#### WRITTEN REQUEST:
Extract all lines that hold "right" from the records below.
>> begin MATERIAL
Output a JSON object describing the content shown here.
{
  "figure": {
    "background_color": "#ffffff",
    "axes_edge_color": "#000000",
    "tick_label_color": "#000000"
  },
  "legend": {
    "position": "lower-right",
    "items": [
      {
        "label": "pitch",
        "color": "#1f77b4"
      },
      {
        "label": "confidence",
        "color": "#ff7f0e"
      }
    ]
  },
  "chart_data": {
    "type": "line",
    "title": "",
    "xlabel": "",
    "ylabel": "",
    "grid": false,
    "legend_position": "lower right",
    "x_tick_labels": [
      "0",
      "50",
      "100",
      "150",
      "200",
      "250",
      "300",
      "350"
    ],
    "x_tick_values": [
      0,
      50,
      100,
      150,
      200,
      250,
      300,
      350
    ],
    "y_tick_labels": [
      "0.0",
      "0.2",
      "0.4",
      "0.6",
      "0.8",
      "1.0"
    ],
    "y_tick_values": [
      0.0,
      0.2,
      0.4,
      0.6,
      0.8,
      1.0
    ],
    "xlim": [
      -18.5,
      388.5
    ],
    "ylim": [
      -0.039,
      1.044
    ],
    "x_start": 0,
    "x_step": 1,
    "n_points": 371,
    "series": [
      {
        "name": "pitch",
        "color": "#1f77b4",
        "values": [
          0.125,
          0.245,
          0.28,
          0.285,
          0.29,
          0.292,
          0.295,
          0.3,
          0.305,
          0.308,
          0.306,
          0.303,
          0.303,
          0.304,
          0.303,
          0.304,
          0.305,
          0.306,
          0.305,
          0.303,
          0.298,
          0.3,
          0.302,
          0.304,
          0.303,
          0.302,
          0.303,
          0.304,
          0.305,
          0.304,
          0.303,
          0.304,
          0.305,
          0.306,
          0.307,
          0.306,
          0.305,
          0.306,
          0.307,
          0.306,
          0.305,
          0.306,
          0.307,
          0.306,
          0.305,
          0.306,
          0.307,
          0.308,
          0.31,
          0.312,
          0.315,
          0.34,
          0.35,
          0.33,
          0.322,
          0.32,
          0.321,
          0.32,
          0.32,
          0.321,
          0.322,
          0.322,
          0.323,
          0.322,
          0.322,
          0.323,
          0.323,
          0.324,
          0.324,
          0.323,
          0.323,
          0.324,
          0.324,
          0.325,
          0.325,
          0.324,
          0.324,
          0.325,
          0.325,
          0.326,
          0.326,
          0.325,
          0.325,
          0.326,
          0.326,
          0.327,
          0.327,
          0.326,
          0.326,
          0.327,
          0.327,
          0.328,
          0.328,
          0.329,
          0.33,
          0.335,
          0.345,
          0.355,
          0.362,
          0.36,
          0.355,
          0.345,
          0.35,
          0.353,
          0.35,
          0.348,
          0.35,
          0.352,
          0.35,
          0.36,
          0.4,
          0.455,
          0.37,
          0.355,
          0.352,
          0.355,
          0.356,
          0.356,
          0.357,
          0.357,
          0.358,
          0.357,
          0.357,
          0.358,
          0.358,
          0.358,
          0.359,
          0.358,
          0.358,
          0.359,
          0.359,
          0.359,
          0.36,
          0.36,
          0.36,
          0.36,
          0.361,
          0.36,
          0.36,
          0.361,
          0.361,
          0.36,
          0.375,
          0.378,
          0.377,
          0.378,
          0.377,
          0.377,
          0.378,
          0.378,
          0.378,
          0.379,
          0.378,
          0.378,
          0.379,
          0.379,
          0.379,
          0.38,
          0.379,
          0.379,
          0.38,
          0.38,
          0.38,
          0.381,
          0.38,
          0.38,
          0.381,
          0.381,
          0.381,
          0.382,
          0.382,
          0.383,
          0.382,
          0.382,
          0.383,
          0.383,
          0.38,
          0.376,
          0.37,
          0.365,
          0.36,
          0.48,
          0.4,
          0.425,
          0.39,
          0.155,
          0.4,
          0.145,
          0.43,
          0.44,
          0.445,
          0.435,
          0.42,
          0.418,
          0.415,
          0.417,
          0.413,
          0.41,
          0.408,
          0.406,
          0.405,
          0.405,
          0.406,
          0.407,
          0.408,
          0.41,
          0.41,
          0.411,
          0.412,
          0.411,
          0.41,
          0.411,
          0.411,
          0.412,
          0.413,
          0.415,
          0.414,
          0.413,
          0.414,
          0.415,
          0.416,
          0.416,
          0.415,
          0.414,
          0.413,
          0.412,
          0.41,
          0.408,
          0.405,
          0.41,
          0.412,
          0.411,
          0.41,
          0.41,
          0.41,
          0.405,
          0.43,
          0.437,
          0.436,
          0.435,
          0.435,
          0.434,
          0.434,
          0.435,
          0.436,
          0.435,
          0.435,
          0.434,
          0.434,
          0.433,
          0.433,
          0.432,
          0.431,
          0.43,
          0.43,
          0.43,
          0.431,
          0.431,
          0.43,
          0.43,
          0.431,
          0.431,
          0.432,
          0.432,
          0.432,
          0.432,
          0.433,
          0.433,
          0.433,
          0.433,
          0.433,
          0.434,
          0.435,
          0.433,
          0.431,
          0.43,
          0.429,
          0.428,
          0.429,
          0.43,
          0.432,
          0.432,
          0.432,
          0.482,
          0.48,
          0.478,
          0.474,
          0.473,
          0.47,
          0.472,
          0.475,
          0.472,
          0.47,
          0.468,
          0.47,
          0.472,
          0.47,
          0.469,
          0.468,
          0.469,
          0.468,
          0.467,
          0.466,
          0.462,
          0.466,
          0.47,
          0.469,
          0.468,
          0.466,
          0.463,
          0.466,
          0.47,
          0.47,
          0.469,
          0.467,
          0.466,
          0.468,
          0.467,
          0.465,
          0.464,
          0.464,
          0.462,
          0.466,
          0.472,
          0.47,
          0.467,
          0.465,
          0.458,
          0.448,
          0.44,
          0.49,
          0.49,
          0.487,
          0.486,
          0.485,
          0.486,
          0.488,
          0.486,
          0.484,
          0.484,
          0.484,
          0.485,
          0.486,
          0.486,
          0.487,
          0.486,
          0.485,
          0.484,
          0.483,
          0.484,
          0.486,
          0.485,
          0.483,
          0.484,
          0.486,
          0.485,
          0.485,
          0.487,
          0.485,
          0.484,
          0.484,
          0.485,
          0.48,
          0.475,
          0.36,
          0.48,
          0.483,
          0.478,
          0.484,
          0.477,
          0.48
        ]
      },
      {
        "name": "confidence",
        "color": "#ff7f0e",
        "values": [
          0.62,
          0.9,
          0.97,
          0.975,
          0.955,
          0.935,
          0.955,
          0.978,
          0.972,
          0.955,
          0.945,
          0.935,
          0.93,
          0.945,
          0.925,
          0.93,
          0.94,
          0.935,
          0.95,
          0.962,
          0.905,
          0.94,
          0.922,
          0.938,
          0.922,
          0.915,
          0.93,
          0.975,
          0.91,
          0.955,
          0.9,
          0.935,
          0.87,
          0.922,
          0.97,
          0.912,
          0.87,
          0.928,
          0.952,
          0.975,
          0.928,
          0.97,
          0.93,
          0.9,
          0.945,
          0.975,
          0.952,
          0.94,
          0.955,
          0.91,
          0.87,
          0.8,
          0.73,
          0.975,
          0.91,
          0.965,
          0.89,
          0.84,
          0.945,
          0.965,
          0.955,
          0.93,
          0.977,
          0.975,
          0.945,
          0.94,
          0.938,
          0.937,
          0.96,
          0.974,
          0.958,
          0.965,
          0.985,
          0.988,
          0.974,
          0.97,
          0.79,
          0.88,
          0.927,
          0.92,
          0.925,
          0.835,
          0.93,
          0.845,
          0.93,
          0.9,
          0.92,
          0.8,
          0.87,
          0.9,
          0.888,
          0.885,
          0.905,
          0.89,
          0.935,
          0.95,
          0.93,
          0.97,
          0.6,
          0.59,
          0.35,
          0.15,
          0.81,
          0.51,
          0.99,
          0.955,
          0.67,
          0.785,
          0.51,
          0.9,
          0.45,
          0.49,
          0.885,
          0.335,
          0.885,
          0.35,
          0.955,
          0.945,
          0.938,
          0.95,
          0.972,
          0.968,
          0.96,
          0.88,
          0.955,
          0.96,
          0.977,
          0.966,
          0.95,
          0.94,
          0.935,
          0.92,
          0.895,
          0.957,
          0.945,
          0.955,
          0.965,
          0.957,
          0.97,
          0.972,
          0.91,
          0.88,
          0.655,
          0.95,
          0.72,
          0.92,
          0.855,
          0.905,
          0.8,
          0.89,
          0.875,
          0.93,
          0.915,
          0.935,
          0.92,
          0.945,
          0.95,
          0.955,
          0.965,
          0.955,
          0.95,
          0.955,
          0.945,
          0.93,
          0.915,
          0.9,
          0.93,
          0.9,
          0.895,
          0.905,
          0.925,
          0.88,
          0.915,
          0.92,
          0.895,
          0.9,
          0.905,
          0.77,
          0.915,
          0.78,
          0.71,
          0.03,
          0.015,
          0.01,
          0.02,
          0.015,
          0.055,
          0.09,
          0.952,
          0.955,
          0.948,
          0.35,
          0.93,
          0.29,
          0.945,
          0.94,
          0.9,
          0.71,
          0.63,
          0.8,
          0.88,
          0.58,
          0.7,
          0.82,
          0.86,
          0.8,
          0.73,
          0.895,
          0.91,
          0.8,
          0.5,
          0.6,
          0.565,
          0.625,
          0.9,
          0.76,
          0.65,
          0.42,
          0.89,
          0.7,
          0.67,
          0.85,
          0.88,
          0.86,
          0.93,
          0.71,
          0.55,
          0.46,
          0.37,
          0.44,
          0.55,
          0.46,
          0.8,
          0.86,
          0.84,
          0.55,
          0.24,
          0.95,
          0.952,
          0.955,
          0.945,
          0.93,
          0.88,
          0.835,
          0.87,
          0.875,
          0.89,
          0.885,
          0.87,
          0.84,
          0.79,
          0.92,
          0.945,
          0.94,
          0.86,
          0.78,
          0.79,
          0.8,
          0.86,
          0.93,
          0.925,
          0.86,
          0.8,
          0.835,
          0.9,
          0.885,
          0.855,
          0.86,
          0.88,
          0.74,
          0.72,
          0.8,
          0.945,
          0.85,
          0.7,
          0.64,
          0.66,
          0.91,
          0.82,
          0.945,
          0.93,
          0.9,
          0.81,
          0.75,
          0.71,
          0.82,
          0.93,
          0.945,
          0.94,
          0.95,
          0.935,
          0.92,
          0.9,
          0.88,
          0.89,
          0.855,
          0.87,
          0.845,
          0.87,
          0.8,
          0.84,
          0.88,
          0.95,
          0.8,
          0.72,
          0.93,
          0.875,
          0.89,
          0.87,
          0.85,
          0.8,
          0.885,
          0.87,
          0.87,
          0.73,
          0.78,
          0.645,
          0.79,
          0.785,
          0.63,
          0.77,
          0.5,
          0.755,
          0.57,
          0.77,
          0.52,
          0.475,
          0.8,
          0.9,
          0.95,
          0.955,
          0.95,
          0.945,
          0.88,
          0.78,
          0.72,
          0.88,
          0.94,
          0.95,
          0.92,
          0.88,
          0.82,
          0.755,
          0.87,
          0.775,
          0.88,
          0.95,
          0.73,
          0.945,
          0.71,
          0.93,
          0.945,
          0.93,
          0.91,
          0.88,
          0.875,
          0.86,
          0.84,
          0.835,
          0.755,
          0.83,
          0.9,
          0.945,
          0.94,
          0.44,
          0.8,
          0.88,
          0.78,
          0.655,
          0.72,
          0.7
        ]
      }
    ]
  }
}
>> end MATERIAL
#### RESPONSE TO THE EXERCISE:
    "position": "lower-right",
    "legend_position": "lower right",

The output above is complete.